> [Task requirements]:
Copy all the entries word for word, but omit the pictures.

● ● ●

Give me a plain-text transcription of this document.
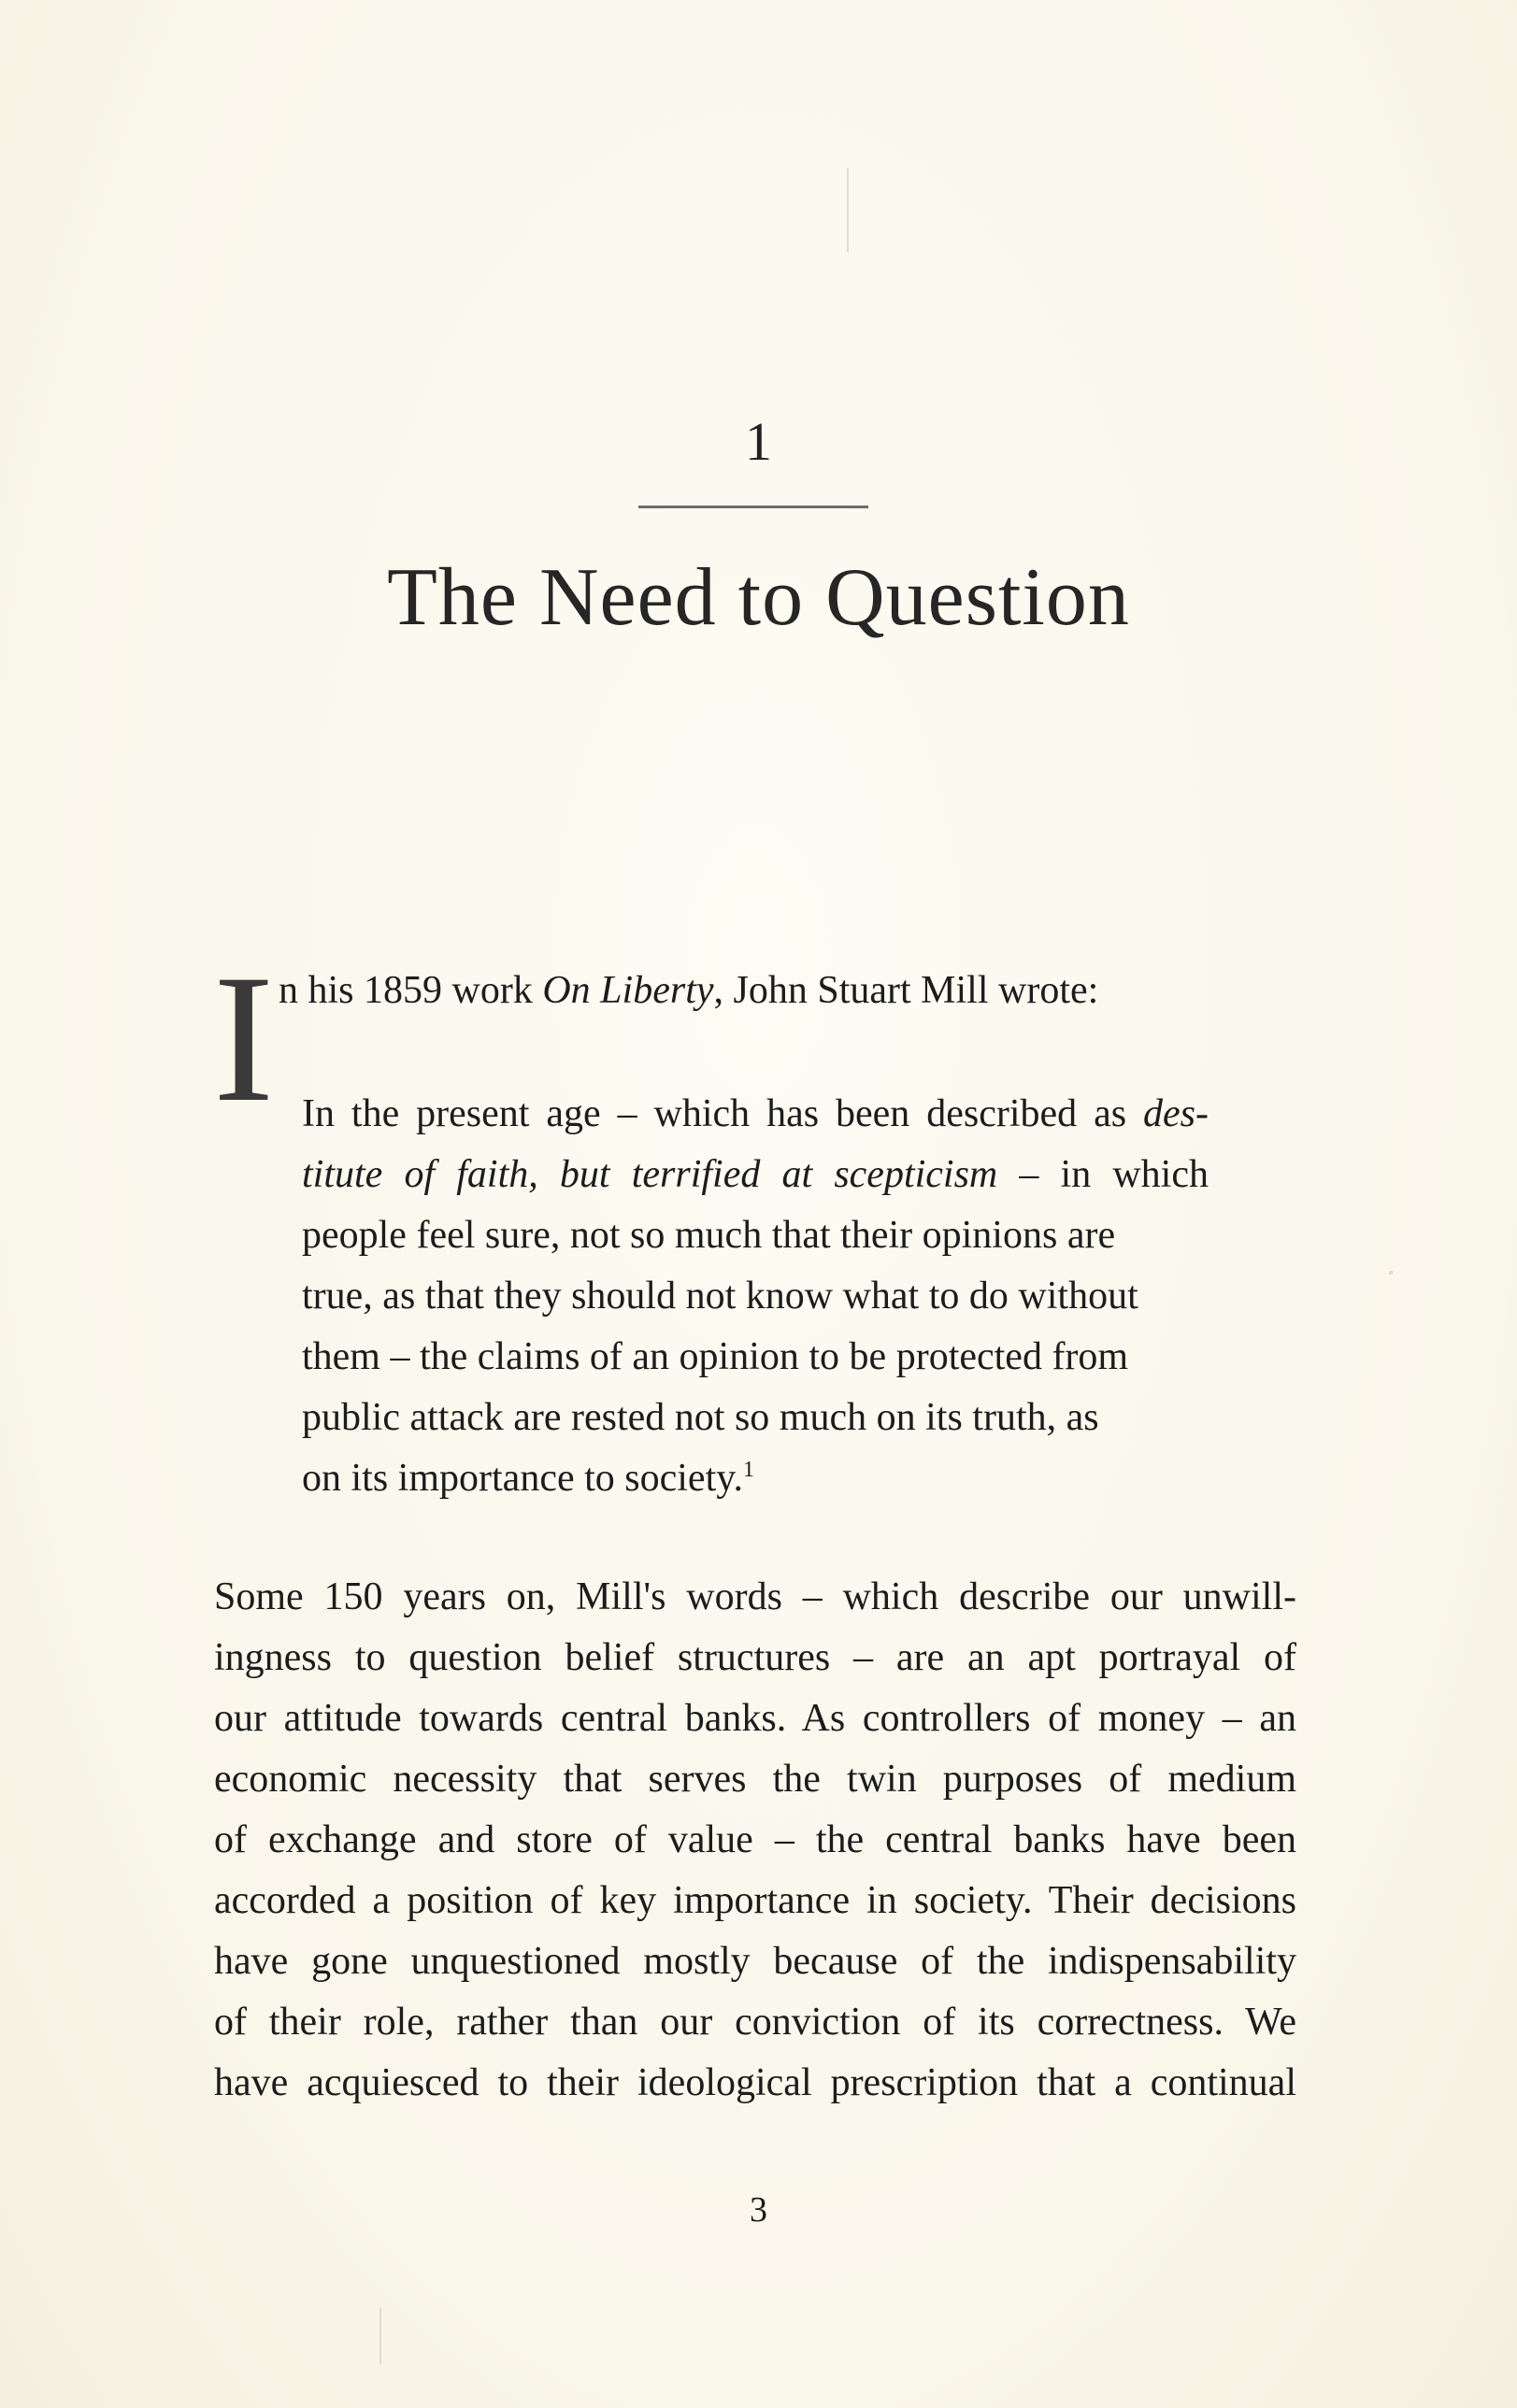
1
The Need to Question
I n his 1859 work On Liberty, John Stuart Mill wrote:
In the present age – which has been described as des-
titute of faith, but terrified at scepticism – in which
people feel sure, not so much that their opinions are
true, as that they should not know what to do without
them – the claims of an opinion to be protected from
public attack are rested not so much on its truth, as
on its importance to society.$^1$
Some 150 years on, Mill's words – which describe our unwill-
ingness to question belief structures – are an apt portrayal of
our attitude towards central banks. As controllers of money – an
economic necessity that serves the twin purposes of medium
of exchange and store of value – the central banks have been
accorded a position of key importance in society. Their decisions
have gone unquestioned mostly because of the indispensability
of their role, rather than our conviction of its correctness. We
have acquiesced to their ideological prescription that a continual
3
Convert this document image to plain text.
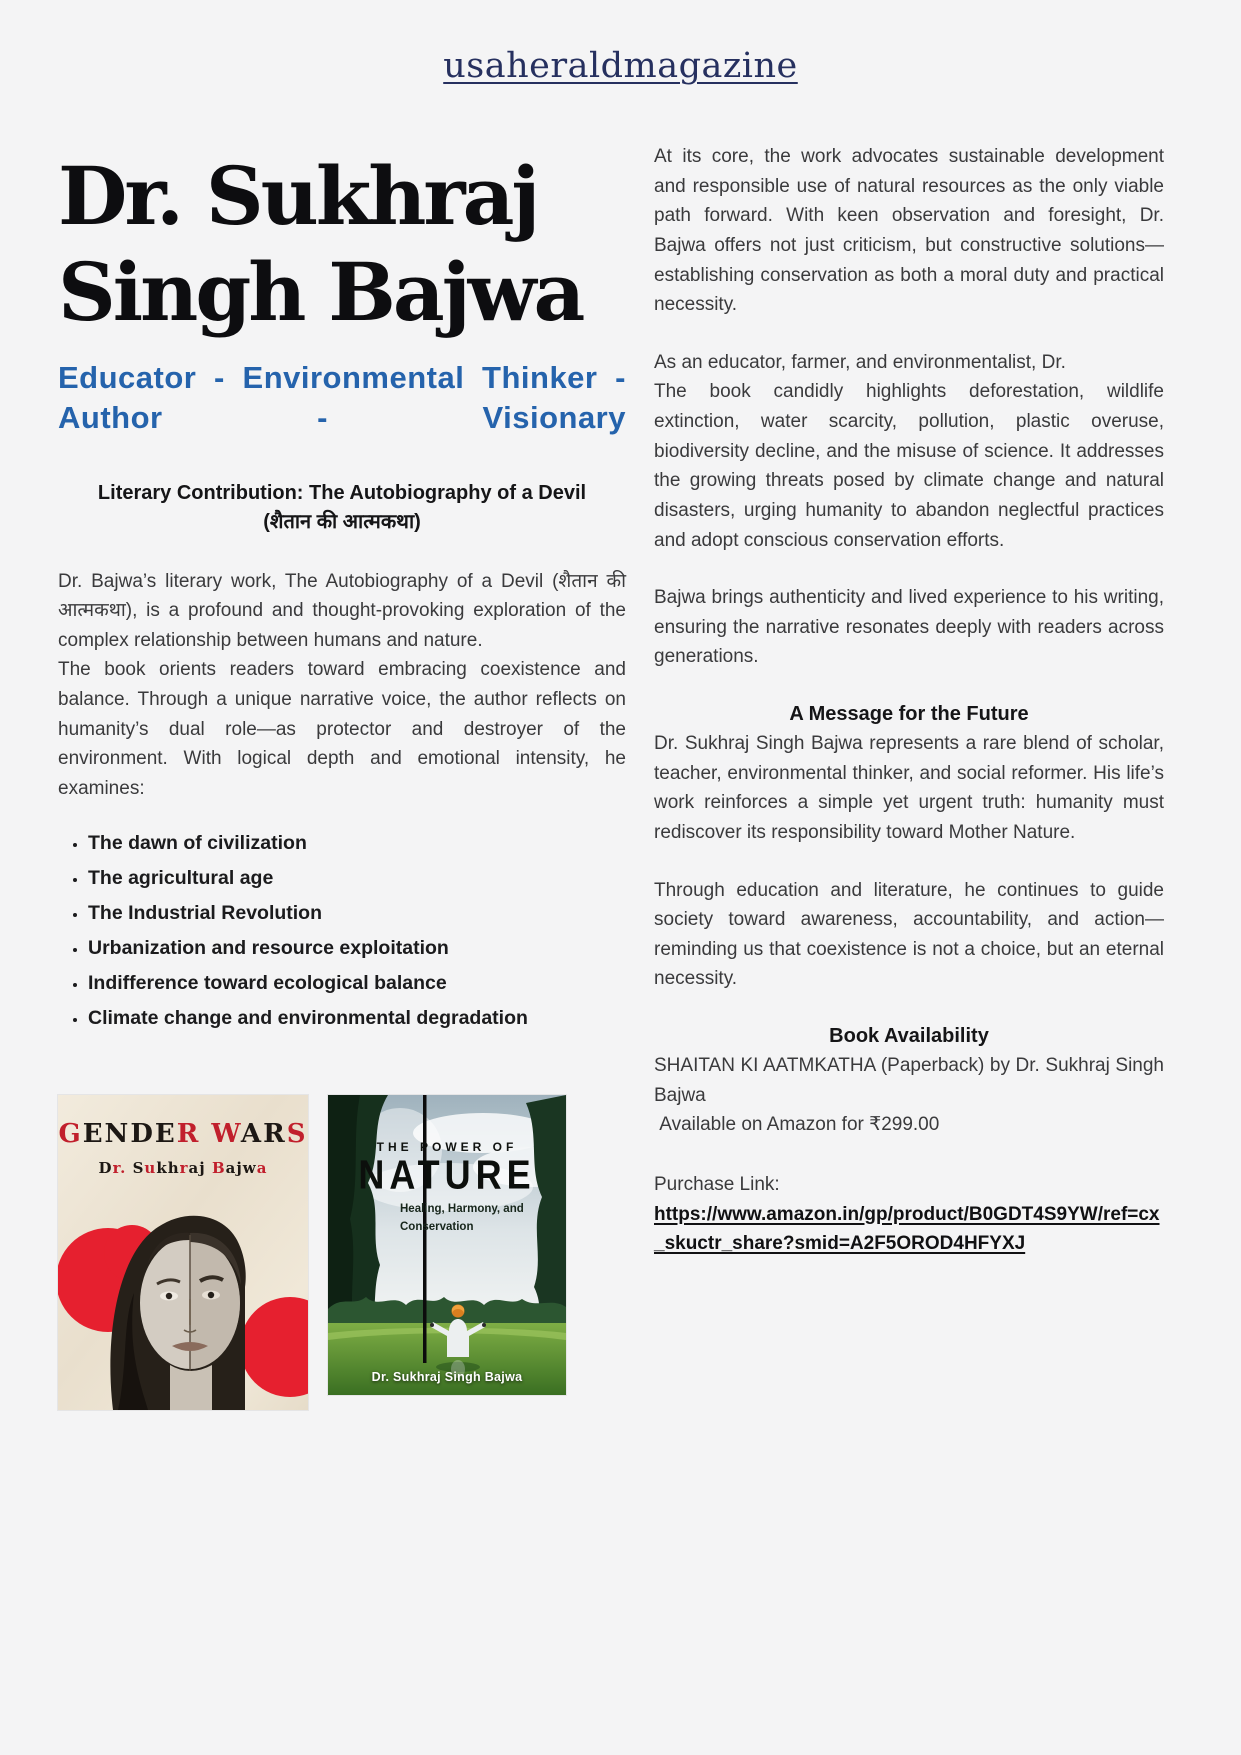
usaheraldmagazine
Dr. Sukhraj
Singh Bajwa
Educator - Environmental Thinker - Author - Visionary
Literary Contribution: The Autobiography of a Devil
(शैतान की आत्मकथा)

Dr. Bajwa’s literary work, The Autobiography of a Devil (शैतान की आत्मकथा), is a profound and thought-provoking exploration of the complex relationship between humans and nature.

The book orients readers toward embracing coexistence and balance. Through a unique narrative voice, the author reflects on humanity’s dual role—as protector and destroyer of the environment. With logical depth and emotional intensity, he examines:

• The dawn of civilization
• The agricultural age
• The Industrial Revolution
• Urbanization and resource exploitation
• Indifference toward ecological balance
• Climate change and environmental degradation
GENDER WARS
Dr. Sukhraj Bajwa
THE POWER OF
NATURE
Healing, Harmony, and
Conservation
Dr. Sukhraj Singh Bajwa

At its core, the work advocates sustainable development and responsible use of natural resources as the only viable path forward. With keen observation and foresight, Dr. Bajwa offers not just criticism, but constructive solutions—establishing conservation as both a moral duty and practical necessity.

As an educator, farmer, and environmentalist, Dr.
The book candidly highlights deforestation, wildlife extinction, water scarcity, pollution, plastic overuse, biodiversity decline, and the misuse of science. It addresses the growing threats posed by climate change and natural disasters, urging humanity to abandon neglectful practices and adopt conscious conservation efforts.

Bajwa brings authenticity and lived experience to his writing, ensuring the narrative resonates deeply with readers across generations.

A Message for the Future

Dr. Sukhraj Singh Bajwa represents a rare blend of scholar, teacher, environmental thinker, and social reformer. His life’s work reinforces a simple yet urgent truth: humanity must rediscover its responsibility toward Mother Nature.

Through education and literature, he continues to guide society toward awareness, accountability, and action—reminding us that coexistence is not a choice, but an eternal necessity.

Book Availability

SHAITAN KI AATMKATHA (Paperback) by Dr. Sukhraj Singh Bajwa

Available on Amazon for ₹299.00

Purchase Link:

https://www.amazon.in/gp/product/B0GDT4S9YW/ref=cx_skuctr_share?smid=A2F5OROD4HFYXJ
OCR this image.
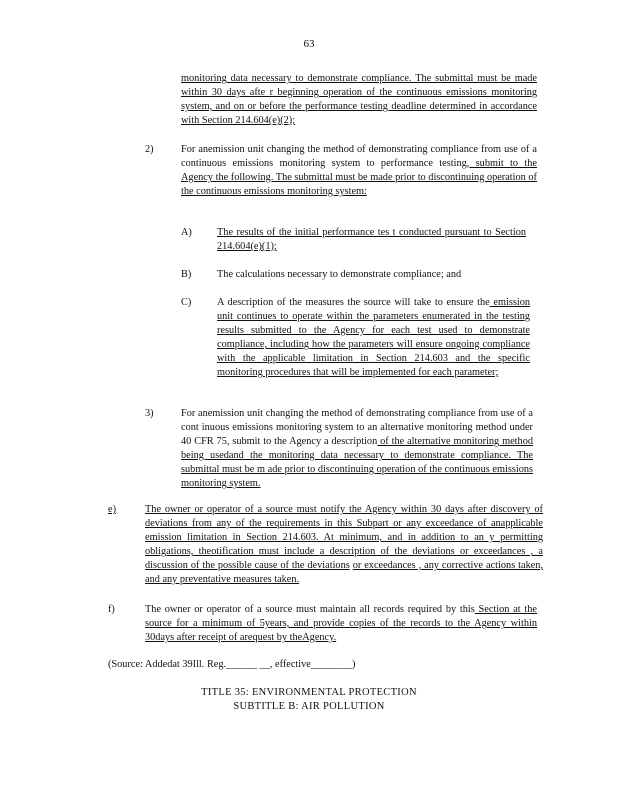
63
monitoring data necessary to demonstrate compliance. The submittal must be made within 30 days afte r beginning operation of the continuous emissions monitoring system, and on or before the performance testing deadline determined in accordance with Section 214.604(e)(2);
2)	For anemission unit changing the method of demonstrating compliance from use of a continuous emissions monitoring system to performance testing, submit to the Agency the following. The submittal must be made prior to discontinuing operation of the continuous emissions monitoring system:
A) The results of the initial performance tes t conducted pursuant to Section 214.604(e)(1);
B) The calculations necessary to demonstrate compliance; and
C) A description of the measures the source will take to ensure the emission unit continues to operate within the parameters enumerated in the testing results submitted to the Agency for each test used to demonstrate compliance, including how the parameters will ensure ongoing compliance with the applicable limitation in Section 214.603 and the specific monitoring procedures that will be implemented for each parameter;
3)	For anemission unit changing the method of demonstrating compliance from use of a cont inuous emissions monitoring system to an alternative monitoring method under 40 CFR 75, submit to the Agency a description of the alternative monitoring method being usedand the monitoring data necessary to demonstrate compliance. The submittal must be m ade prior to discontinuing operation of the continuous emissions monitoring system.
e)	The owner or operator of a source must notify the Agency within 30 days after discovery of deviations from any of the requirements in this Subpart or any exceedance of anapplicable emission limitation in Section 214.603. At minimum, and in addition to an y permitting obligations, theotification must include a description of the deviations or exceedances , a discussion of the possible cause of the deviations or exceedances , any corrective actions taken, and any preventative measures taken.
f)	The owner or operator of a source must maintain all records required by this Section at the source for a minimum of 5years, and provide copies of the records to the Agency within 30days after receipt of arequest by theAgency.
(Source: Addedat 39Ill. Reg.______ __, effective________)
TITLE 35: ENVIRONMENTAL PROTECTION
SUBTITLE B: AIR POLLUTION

● ● ●

> [Correct result]:
Give me a plain-text transcription of this document.
1
The Need to Question
I n his 1859 work On Liberty, John Stuart Mill wrote:
In the present age – which has been described as des-
titute of faith, but terrified at scepticism – in which
people feel sure, not so much that their opinions are
true, as that they should not know what to do without
them – the claims of an opinion to be protected from
public attack are rested not so much on its truth, as
on its importance to society.$^1$
Some 150 years on, Mill's words – which describe our unwill-
ingness to question belief structures – are an apt portrayal of
our attitude towards central banks. As controllers of money – an
economic necessity that serves the twin purposes of medium
of exchange and store of value – the central banks have been
accorded a position of key importance in society. Their decisions
have gone unquestioned mostly because of the indispensability
of their role, rather than our conviction of its correctness. We
have acquiesced to their ideological prescription that a continual
3
Convert this document image to plain text.
usaheraldmagazine
Dr. Sukhraj
Singh Bajwa
Educator - Environmental Thinker - Author - Visionary
Literary Contribution: The Autobiography of a Devil
(शैतान की आत्मकथा)

Dr. Bajwa’s literary work, The Autobiography of a Devil (शैतान की आत्मकथा), is a profound and thought-provoking exploration of the complex relationship between humans and nature.

The book orients readers toward embracing coexistence and balance. Through a unique narrative voice, the author reflects on humanity’s dual role—as protector and destroyer of the environment. With logical depth and emotional intensity, he examines:

• The dawn of civilization
• The agricultural age
• The Industrial Revolution
• Urbanization and resource exploitation
• Indifference toward ecological balance
• Climate change and environmental degradation
GENDER WARS
Dr. Sukhraj Bajwa
THE POWER OF
NATURE
Healing, Harmony, and
Conservation
Dr. Sukhraj Singh Bajwa

At its core, the work advocates sustainable development and responsible use of natural resources as the only viable path forward. With keen observation and foresight, Dr. Bajwa offers not just criticism, but constructive solutions—establishing conservation as both a moral duty and practical necessity.

As an educator, farmer, and environmentalist, Dr.
The book candidly highlights deforestation, wildlife extinction, water scarcity, pollution, plastic overuse, biodiversity decline, and the misuse of science. It addresses the growing threats posed by climate change and natural disasters, urging humanity to abandon neglectful practices and adopt conscious conservation efforts.

Bajwa brings authenticity and lived experience to his writing, ensuring the narrative resonates deeply with readers across generations.

A Message for the Future

Dr. Sukhraj Singh Bajwa represents a rare blend of scholar, teacher, environmental thinker, and social reformer. His life’s work reinforces a simple yet urgent truth: humanity must rediscover its responsibility toward Mother Nature.

Through education and literature, he continues to guide society toward awareness, accountability, and action—reminding us that coexistence is not a choice, but an eternal necessity.

Book Availability

SHAITAN KI AATMKATHA (Paperback) by Dr. Sukhraj Singh Bajwa

Available on Amazon for ₹299.00

Purchase Link:

https://www.amazon.in/gp/product/B0GDT4S9YW/ref=cx_skuctr_share?smid=A2F5OROD4HFYXJ
OCR this image.
63
monitoring data necessary to demonstrate compliance. The submittal must be made within 30 days afte r beginning operation of the continuous emissions monitoring system, and on or before the performance testing deadline determined in accordance with Section 214.604(e)(2);
2)	For anemission unit changing the method of demonstrating compliance from use of a continuous emissions monitoring system to performance testing, submit to the Agency the following. The submittal must be made prior to discontinuing operation of the continuous emissions monitoring system:
A) The results of the initial performance tes t conducted pursuant to Section 214.604(e)(1);
B) The calculations necessary to demonstrate compliance; and
C) A description of the measures the source will take to ensure the emission unit continues to operate within the parameters enumerated in the testing results submitted to the Agency for each test used to demonstrate compliance, including how the parameters will ensure ongoing compliance with the applicable limitation in Section 214.603 and the specific monitoring procedures that will be implemented for each parameter;
3)	For anemission unit changing the method of demonstrating compliance from use of a cont inuous emissions monitoring system to an alternative monitoring method under 40 CFR 75, submit to the Agency a description of the alternative monitoring method being usedand the monitoring data necessary to demonstrate compliance. The submittal must be m ade prior to discontinuing operation of the continuous emissions monitoring system.
e)	The owner or operator of a source must notify the Agency within 30 days after discovery of deviations from any of the requirements in this Subpart or any exceedance of anapplicable emission limitation in Section 214.603. At minimum, and in addition to an y permitting obligations, theotification must include a description of the deviations or exceedances , a discussion of the possible cause of the deviations or exceedances , any corrective actions taken, and any preventative measures taken.
f)	The owner or operator of a source must maintain all records required by this Section at the source for a minimum of 5years, and provide copies of the records to the Agency within 30days after receipt of arequest by theAgency.
(Source: Addedat 39Ill. Reg.______ __, effective________)
TITLE 35: ENVIRONMENTAL PROTECTION
SUBTITLE B: AIR POLLUTION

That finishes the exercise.